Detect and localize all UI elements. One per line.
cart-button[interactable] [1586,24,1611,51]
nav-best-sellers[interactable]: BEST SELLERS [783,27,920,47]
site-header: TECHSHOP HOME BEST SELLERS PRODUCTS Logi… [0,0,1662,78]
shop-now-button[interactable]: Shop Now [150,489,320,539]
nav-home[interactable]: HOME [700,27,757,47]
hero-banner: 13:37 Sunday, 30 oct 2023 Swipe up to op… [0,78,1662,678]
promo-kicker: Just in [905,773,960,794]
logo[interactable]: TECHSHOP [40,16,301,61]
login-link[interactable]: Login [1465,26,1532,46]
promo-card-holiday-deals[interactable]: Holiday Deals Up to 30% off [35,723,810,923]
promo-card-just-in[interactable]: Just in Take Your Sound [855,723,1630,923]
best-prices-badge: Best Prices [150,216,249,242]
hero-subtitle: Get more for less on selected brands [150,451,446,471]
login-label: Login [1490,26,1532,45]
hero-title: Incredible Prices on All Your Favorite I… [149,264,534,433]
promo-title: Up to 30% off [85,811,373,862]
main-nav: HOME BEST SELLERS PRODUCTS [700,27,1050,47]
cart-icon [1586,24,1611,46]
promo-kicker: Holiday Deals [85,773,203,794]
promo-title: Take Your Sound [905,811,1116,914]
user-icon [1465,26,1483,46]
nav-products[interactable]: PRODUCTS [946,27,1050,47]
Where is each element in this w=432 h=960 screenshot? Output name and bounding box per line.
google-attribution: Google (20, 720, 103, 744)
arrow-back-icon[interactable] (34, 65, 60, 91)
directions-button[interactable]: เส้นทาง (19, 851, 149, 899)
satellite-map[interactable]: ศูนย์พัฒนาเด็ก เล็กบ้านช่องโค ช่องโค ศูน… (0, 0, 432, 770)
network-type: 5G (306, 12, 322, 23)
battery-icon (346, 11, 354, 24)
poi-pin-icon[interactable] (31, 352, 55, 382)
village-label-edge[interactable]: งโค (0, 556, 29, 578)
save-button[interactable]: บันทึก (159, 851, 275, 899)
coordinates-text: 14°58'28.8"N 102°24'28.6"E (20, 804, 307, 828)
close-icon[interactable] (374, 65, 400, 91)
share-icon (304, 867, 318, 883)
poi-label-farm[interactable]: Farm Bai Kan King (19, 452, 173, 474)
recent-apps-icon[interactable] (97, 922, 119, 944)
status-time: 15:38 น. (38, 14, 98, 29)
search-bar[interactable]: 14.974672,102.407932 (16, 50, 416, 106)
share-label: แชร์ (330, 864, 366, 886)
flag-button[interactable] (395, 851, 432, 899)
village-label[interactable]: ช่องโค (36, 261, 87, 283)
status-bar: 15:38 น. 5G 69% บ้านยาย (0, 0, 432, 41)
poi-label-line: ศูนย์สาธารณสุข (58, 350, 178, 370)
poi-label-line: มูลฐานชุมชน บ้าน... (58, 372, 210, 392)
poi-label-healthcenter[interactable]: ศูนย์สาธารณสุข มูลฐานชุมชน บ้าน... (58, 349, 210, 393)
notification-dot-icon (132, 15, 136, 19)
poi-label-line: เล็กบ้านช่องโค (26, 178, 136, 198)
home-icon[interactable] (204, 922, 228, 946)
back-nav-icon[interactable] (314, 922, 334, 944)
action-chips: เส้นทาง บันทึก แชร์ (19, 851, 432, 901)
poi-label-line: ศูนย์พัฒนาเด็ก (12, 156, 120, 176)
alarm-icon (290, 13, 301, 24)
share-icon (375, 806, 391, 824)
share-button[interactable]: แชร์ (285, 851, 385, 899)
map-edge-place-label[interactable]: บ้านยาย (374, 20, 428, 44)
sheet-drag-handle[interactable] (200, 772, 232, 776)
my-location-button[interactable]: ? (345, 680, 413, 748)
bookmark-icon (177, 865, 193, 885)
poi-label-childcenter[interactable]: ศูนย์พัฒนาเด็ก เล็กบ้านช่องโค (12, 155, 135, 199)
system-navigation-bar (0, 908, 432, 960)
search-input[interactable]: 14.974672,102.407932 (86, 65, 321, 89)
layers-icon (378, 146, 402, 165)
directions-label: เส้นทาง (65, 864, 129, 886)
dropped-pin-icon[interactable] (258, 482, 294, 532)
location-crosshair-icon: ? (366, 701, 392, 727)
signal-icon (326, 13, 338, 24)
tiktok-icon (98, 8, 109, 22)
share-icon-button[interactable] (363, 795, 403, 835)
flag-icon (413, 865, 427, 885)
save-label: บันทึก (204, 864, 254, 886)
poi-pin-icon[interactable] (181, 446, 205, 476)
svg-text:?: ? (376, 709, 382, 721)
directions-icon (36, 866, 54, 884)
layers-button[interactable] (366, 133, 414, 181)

----

Indica quante righe del materiale contengono la stringa "Your", tenendo conto di maiuscole e minuscole. Scrivi solo il numero.

- [Soluzione]
3